Each entry below is to be transcribed exactly.

☆ ☆ ☆

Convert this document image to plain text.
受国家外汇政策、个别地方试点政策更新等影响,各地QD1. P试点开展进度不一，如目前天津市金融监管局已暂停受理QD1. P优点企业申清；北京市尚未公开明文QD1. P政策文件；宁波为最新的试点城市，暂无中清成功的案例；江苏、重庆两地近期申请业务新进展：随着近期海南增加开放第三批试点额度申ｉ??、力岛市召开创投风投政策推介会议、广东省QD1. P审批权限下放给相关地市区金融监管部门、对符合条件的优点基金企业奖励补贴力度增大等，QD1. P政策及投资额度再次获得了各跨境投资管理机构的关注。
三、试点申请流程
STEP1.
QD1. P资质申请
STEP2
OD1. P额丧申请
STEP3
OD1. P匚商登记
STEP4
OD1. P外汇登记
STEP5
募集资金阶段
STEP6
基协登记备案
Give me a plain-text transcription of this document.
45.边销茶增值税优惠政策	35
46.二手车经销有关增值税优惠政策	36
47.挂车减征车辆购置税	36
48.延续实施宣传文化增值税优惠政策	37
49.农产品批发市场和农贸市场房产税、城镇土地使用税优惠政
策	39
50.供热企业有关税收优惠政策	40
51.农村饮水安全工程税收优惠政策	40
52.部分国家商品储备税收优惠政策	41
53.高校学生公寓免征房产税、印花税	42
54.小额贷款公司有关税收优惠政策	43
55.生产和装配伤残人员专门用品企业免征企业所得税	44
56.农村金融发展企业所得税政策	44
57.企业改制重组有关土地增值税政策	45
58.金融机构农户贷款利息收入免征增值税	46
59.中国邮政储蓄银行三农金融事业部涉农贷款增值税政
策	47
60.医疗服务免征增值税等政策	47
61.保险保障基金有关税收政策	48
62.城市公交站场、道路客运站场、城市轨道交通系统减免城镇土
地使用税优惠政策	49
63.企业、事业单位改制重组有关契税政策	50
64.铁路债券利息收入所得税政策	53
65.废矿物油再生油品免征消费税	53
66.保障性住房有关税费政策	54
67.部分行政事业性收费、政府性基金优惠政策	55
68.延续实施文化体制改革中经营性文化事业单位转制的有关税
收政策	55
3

☆ ☆ ☆

# Result for this task
Convert this document image to plain text.
受国家外汇政策、个别地方试点政策更新等影响,各地QD1. P试点开展进度不一，如目前天津市金融监管局已暂停受理QD1. P优点企业申清；北京市尚未公开明文QD1. P政策文件；宁波为最新的试点城市，暂无中清成功的案例；江苏、重庆两地近期申请业务新进展：随着近期海南增加开放第三批试点额度申ｉ??、力岛市召开创投风投政策推介会议、广东省QD1. P审批权限下放给相关地市区金融监管部门、对符合条件的优点基金企业奖励补贴力度增大等，QD1. P政策及投资额度再次获得了各跨境投资管理机构的关注。
三、试点申请流程
STEP1.
QD1. P资质申请
STEP2
OD1. P额丧申请
STEP3
OD1. P匚商登记
STEP4
OD1. P外汇登记
STEP5
募集资金阶段
STEP6
基协登记备案
Give me a plain-text transcription of this document.
45.边销茶增值税优惠政策	35
46.二手车经销有关增值税优惠政策	36
47.挂车减征车辆购置税	36
48.延续实施宣传文化增值税优惠政策	37
49.农产品批发市场和农贸市场房产税、城镇土地使用税优惠政
策	39
50.供热企业有关税收优惠政策	40
51.农村饮水安全工程税收优惠政策	40
52.部分国家商品储备税收优惠政策	41
53.高校学生公寓免征房产税、印花税	42
54.小额贷款公司有关税收优惠政策	43
55.生产和装配伤残人员专门用品企业免征企业所得税	44
56.农村金融发展企业所得税政策	44
57.企业改制重组有关土地增值税政策	45
58.金融机构农户贷款利息收入免征增值税	46
59.中国邮政储蓄银行三农金融事业部涉农贷款增值税政
策	47
60.医疗服务免征增值税等政策	47
61.保险保障基金有关税收政策	48
62.城市公交站场、道路客运站场、城市轨道交通系统减免城镇土
地使用税优惠政策	49
63.企业、事业单位改制重组有关契税政策	50
64.铁路债券利息收入所得税政策	53
65.废矿物油再生油品免征消费税	53
66.保障性住房有关税费政策	54
67.部分行政事业性收费、政府性基金优惠政策	55
68.延续实施文化体制改革中经营性文化事业单位转制的有关税
收政策	55
3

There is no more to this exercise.